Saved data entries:
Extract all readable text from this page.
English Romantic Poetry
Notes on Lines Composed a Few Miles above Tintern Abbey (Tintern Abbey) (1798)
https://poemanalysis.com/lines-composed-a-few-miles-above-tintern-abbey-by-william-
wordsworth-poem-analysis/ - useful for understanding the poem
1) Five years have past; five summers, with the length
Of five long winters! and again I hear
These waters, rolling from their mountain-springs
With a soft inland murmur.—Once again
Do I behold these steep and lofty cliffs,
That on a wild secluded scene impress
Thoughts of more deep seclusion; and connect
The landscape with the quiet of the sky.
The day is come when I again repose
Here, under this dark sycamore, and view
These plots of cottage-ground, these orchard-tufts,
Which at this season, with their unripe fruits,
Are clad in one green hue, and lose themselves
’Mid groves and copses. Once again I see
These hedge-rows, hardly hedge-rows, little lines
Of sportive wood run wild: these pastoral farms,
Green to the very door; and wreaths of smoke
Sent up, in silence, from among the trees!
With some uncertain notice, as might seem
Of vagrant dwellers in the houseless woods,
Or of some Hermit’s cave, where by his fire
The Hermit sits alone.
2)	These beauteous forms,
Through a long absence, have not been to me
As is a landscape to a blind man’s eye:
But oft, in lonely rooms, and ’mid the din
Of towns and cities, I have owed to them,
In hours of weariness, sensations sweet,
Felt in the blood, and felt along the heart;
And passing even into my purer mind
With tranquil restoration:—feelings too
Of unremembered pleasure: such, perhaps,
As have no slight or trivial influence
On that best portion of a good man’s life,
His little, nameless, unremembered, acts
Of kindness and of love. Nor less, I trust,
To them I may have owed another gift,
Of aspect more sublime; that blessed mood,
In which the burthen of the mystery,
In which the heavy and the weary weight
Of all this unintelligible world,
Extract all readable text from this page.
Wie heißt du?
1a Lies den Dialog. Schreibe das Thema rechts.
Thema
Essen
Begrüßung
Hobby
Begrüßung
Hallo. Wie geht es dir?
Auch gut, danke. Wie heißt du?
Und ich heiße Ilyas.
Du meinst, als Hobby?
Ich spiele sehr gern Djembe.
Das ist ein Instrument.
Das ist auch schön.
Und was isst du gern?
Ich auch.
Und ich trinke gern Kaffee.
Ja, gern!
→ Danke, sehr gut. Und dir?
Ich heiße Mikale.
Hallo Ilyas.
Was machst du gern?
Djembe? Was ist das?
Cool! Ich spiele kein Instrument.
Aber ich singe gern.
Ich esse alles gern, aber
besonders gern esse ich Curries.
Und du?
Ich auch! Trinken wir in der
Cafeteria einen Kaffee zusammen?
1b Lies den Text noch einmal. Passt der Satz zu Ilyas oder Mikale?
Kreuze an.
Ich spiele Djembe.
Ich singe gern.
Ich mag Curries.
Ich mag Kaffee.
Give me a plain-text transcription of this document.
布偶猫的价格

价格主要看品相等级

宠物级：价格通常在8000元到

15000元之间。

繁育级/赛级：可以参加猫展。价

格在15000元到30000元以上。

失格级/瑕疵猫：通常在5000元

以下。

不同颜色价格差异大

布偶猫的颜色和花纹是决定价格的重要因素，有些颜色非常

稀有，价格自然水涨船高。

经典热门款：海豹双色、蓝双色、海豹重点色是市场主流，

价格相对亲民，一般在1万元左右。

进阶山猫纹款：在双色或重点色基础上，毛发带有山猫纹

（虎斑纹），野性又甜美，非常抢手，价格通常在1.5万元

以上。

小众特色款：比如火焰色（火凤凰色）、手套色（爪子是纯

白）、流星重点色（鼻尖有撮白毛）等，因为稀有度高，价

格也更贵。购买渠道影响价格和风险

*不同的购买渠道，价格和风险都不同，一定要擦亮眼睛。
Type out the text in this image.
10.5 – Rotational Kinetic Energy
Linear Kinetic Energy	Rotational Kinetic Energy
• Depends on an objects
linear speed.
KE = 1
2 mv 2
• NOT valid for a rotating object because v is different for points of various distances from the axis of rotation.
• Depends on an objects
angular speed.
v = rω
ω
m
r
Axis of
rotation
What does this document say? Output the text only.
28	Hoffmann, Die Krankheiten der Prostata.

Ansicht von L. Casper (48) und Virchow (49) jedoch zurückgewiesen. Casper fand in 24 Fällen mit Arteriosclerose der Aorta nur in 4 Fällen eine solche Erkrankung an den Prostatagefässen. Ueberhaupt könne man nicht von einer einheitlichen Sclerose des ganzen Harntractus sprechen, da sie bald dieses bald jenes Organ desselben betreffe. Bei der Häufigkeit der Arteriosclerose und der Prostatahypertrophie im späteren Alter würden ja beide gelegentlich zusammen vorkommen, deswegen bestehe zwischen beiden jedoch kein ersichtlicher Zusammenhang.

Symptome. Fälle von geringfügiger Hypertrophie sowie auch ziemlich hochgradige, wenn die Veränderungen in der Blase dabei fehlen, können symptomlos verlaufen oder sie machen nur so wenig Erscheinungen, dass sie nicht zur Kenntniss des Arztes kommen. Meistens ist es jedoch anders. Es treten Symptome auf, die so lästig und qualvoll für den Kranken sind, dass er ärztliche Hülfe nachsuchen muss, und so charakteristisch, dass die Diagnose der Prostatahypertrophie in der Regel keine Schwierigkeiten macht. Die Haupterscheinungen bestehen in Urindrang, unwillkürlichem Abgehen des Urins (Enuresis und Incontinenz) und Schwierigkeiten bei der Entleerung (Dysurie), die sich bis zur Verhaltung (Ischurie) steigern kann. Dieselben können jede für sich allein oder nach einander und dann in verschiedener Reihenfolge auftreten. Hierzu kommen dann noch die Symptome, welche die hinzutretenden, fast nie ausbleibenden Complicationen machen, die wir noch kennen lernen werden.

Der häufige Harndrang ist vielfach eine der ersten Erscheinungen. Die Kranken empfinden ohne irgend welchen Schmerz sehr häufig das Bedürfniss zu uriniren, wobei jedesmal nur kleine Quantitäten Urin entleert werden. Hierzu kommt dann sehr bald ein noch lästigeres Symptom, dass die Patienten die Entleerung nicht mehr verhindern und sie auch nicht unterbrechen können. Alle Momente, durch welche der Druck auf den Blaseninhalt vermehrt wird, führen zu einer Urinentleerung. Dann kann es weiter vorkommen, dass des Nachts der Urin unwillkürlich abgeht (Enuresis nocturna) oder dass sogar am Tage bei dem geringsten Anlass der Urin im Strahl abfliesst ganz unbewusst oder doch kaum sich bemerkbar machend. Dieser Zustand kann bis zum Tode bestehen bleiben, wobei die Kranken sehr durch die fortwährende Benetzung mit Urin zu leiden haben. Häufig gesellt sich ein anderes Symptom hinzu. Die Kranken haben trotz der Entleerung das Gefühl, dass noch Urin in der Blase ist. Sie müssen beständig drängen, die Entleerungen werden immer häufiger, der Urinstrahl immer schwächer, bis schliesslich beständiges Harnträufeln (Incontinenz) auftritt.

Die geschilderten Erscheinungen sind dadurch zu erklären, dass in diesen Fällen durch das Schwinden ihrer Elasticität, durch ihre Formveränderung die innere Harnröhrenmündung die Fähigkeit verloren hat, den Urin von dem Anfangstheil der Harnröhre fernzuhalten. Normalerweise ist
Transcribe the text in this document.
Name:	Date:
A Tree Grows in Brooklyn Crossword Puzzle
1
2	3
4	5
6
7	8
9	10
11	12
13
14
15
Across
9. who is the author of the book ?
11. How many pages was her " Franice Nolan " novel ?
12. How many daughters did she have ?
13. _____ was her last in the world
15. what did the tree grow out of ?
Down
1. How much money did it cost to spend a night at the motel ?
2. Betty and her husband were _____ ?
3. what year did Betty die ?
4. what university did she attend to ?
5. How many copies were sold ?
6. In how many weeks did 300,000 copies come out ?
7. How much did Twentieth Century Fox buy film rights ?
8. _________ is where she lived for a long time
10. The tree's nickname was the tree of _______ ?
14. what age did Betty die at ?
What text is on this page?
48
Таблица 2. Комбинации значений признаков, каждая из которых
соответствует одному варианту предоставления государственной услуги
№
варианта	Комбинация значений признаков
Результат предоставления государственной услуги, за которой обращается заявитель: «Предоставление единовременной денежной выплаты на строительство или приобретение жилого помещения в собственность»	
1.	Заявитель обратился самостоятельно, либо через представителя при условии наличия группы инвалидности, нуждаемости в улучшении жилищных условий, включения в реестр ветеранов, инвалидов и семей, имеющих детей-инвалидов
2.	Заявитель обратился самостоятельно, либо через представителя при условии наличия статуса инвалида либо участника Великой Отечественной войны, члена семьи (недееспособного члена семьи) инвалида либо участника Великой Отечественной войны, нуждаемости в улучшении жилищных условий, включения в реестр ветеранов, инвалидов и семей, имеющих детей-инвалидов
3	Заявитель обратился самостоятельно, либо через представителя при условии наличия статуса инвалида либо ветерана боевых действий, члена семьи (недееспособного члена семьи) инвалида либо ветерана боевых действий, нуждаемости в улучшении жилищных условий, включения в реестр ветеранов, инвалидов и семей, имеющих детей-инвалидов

> What to produce: Every line that holds the word "Ilyas" should be extracted.

> Full solution:
Und ich heiße Ilyas.
Hallo Ilyas.
1b Lies den Text noch einmal. Passt der Satz zu Ilyas oder Mikale?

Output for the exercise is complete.